**Extract to read:**
▬▬▬

In the chart below, we compare HSH Nordbank’s consolidated funding short fall to those firms whose liquidity risk we have previously analyzed in this series. HSH Nordbank’s consolidated funding shortfall, measured by average drawn borrowing of $3.0 billion, ranks 16th among the firms analyzed in this series to date.
If one ranks the same firms by largest outstanding borrowing on a single day, HSH Nordbank ranks 17th, with a peak borrowing of $5.25 billion:
Borrowings During the Bear Stearns Crisis, March 14, 2008 to May 31, 2008
If we focus on the period from March 15 (one day prior to the JPMorgan Chase absorption of Bear Stearns) to May 31, 2008, HSH Nordbank ranks much higher among the financial institutions studied so far. When measured by average borrowings during this period, HSH Nordbank AG New York Branch ranks 4th.
When measured by peak borrowings in the wake of the Bear Stearns collapse, HSH Nordbank ranks 8th at $5.25 billion.
Borrowings from the Commercial Paper Funding Facility
The Federal Reserve’s disclosure of borrowings under the Commercial Paper Funding Facility lists four borrowings by HSH Nordbank AG.

▬▬▬

**Records provided:**
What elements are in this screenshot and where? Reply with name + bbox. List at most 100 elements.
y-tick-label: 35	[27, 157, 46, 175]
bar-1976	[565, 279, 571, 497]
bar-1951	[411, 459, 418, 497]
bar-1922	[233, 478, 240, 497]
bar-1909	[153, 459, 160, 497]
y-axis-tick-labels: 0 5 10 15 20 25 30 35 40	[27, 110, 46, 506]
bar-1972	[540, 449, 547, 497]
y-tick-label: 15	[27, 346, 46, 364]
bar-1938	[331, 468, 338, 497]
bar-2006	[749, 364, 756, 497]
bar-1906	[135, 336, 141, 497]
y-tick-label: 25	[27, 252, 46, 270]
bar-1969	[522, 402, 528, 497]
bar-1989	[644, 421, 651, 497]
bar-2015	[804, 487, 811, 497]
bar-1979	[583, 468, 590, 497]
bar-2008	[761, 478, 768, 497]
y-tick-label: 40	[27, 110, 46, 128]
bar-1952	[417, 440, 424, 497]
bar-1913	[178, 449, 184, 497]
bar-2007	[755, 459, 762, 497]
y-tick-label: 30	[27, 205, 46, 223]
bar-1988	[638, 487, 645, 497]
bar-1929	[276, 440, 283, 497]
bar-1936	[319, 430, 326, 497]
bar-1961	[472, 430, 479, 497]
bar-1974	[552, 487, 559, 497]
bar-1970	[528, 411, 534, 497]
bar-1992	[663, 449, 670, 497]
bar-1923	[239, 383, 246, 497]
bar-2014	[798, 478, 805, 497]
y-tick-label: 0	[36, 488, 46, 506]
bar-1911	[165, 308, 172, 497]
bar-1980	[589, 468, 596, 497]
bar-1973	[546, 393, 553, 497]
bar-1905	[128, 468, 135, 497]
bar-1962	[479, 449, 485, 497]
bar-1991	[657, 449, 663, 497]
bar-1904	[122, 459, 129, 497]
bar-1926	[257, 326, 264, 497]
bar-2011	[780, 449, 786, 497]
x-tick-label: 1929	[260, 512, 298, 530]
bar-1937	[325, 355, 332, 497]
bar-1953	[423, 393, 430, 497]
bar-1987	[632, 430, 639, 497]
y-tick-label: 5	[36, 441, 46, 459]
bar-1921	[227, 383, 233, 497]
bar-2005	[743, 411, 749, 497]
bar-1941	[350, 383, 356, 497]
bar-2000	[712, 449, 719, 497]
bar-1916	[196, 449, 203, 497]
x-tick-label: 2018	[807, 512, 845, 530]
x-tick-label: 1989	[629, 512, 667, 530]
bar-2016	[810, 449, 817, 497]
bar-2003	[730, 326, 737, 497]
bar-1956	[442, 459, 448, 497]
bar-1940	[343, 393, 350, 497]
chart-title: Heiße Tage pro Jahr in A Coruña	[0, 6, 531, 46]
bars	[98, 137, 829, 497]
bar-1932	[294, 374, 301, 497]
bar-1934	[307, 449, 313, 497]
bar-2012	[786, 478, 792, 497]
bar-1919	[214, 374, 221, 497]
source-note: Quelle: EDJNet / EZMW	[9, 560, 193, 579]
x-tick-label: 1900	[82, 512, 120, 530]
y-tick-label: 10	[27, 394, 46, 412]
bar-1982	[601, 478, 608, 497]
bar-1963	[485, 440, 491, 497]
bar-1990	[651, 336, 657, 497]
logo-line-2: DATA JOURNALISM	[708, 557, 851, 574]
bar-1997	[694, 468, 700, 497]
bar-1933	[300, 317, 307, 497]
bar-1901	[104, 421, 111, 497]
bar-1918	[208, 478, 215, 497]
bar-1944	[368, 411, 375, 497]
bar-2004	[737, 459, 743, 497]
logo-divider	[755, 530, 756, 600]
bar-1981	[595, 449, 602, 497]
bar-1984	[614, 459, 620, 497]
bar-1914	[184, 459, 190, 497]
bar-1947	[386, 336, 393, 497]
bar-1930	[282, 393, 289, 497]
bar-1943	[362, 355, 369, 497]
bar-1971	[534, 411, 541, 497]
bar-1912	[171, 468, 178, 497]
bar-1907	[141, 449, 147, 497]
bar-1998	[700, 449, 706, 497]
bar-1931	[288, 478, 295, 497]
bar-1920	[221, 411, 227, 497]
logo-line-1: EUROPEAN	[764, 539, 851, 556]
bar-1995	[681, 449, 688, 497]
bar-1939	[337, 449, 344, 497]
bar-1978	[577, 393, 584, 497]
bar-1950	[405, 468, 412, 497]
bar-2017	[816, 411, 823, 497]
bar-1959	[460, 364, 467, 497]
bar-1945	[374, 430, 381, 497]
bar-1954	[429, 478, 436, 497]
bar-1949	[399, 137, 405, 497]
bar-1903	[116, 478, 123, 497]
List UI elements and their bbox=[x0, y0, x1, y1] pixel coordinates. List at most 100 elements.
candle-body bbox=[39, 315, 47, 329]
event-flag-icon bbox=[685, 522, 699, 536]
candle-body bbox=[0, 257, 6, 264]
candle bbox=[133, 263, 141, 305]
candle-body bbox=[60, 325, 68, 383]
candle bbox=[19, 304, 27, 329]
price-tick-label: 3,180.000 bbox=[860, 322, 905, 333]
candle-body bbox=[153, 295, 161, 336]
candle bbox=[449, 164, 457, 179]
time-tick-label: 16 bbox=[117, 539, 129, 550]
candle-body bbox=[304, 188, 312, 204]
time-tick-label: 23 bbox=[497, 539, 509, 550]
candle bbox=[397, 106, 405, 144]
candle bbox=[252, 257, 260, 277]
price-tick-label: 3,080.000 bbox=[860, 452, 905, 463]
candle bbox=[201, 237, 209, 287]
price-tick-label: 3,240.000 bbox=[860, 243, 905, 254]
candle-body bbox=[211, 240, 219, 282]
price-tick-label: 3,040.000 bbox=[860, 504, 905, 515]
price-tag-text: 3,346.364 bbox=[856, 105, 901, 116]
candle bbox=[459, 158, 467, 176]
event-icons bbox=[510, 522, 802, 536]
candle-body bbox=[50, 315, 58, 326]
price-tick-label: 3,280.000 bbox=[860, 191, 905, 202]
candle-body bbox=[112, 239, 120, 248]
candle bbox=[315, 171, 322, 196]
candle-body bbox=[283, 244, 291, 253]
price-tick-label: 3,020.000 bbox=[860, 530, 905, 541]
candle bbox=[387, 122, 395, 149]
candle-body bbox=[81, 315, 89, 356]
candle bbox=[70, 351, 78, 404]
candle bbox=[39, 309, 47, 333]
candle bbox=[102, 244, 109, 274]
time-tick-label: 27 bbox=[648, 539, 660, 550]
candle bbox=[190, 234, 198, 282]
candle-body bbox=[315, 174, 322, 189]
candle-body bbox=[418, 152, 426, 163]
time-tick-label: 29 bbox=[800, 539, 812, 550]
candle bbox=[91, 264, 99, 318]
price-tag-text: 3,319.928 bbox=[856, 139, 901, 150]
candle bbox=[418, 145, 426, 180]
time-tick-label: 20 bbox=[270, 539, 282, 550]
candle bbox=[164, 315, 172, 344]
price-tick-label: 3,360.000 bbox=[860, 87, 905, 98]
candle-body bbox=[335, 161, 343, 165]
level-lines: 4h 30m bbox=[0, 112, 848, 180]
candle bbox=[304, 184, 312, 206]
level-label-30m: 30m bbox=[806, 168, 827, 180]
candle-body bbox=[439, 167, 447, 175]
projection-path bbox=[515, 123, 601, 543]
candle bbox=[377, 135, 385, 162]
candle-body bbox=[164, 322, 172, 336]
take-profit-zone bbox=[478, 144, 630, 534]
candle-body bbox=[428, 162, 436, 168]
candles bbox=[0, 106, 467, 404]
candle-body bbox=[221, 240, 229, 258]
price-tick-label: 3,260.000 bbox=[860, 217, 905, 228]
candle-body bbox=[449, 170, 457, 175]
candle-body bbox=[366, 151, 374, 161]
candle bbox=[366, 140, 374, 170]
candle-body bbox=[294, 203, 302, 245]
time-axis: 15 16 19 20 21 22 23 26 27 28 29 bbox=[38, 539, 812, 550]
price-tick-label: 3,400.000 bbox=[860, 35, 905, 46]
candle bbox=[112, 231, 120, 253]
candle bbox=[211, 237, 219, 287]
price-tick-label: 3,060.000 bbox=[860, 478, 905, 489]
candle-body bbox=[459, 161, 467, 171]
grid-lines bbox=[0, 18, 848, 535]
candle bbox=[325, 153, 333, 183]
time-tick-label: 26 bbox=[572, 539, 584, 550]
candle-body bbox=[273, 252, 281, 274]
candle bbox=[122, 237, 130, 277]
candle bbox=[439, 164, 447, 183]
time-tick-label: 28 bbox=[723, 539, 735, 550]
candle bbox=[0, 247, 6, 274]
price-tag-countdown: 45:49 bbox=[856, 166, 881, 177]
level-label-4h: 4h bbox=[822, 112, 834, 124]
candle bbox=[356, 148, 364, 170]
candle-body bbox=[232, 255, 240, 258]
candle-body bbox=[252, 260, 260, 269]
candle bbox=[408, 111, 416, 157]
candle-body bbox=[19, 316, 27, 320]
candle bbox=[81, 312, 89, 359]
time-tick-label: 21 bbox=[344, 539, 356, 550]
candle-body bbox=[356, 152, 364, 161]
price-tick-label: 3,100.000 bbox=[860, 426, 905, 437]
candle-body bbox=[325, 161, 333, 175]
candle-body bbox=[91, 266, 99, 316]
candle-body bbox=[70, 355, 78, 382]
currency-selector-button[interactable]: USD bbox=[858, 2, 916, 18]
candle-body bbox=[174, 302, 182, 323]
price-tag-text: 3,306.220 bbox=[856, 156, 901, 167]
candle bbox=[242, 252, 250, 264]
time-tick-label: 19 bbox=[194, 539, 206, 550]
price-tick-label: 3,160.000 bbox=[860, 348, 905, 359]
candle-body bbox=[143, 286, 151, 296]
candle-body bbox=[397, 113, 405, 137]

▬▬▬

**Goal:**
Answer these questions from the HSH Nordbank borrowing text:
1. What average drawn borrowing figure measures HSH Nordbank's consolidated funding shortfall?
2. By average borrowings from March 15 to May 31, 2008, what rank does HSH Nordbank AG New York Branch hold?
3. How many borrowings by HSH Nordbank AG appear in the Federal Reserve's disclosure under the Commercial Paper Funding Facility?

**Result:**
1. $3.0 billion
2. 4th
3. Four